→ **Directions**
Look through the material and copy each line holding "JSON".

▼

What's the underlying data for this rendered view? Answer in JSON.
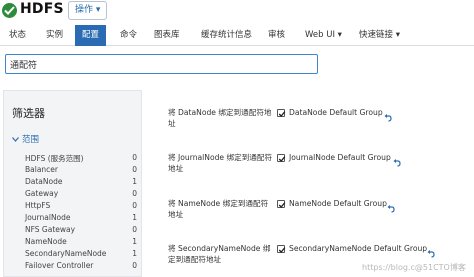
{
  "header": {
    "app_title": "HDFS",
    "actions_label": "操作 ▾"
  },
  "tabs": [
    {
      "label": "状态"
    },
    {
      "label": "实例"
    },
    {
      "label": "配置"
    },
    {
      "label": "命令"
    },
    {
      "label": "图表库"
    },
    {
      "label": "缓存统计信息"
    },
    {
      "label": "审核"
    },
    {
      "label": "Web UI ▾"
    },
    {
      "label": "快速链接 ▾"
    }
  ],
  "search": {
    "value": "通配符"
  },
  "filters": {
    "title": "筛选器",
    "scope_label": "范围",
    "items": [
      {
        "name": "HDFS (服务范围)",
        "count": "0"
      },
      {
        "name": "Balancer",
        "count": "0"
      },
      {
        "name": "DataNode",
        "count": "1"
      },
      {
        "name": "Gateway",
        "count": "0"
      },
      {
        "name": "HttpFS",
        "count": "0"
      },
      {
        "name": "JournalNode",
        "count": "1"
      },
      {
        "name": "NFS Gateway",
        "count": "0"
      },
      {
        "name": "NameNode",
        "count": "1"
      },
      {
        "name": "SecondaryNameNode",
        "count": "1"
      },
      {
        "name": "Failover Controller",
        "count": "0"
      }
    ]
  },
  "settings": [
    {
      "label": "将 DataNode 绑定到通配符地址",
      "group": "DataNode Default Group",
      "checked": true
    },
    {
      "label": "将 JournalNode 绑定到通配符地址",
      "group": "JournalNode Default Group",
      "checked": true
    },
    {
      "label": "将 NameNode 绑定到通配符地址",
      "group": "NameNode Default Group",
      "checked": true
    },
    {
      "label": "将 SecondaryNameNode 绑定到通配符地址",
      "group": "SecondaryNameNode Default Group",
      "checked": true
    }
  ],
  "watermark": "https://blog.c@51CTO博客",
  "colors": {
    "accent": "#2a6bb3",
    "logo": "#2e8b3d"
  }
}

▲
▼

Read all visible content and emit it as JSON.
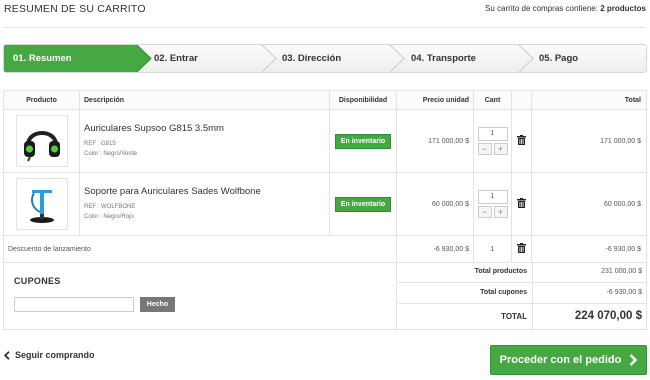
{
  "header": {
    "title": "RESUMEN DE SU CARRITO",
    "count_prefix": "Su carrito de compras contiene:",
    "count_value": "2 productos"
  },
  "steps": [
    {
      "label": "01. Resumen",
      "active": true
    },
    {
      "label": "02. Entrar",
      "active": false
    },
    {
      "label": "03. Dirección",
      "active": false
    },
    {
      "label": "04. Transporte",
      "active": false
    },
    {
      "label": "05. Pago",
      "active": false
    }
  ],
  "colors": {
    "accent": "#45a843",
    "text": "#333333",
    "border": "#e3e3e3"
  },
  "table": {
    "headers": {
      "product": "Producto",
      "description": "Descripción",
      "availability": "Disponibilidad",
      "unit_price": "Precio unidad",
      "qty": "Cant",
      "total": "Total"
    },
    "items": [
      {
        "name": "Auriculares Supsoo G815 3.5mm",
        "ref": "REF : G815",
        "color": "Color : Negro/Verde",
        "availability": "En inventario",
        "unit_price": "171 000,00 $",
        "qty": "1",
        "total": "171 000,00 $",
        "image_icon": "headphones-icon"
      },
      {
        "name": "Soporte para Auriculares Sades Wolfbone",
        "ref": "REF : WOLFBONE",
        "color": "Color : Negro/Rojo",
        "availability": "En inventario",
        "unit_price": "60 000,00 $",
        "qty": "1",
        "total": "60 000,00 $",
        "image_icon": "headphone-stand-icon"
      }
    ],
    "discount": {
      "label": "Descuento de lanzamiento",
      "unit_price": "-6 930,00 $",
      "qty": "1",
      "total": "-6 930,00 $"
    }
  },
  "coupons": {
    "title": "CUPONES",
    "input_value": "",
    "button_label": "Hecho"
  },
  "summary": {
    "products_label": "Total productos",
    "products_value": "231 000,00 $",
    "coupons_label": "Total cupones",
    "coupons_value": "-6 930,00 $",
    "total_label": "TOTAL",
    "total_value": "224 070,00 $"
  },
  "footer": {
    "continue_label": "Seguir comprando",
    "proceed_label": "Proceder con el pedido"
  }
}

▲

→ **Solution**
What's the underlying data for this rendered view? Answer in JSON.
Read all visible content and emit it as JSON.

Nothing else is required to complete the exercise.